Exercise aim.
Return the listing below word for word.

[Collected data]
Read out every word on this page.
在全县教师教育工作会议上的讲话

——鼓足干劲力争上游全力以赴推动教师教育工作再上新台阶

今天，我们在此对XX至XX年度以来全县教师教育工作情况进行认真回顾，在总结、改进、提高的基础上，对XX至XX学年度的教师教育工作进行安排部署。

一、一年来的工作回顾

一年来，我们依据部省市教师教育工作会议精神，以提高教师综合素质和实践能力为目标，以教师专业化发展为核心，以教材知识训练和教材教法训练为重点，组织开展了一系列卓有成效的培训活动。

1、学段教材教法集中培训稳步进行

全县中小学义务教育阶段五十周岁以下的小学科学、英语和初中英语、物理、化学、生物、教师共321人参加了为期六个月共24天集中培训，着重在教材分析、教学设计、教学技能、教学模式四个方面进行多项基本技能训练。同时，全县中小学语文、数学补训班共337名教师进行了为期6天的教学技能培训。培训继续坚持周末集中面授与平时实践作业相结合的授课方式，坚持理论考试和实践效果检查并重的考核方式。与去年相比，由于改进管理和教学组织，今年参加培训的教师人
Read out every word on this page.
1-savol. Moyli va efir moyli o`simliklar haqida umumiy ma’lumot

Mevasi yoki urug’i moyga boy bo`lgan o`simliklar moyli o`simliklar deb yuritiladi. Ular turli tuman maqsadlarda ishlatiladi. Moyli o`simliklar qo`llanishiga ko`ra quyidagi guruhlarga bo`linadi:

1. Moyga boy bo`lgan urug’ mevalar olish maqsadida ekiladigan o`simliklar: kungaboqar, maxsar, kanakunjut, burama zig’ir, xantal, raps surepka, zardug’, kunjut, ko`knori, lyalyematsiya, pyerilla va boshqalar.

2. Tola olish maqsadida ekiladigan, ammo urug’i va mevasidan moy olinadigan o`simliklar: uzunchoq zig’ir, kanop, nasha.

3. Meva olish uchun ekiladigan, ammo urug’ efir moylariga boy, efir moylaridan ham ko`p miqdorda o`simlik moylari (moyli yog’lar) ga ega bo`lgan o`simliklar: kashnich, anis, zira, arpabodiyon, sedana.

Exercise response.
Read out every word on this page.
在全县教师教育工作会议上的讲话

——鼓足干劲力争上游全力以赴推动教师教育工作再上新台阶

今天，我们在此对XX至XX年度以来全县教师教育工作情况进行认真回顾，在总结、改进、提高的基础上，对XX至XX学年度的教师教育工作进行安排部署。

一、一年来的工作回顾

一年来，我们依据部省市教师教育工作会议精神，以提高教师综合素质和实践能力为目标，以教师专业化发展为核心，以教材知识训练和教材教法训练为重点，组织开展了一系列卓有成效的培训活动。

1、学段教材教法集中培训稳步进行

全县中小学义务教育阶段五十周岁以下的小学科学、英语和初中英语、物理、化学、生物、教师共321人参加了为期六个月共24天集中培训，着重在教材分析、教学设计、教学技能、教学模式四个方面进行多项基本技能训练。同时，全县中小学语文、数学补训班共337名教师进行了为期6天的教学技能培训。培训继续坚持周末集中面授与平时实践作业相结合的授课方式，坚持理论考试和实践效果检查并重的考核方式。与去年相比，由于改进管理和教学组织，今年参加培训的教师人
Read out every word on this page.
1-savol. Moyli va efir moyli o`simliklar haqida umumiy ma’lumot

Mevasi yoki urug’i moyga boy bo`lgan o`simliklar moyli o`simliklar deb yuritiladi. Ular turli tuman maqsadlarda ishlatiladi. Moyli o`simliklar qo`llanishiga ko`ra quyidagi guruhlarga bo`linadi:

1. Moyga boy bo`lgan urug’ mevalar olish maqsadida ekiladigan o`simliklar: kungaboqar, maxsar, kanakunjut, burama zig’ir, xantal, raps surepka, zardug’, kunjut, ko`knori, lyalyematsiya, pyerilla va boshqalar.

2. Tola olish maqsadida ekiladigan, ammo urug’i va mevasidan moy olinadigan o`simliklar: uzunchoq zig’ir, kanop, nasha.

3. Meva olish uchun ekiladigan, ammo urug’ efir moylariga boy, efir moylaridan ham ko`p miqdorda o`simlik moylari (moyli yog’lar) ga ega bo`lgan o`simliklar: kashnich, anis, zira, arpabodiyon, sedana.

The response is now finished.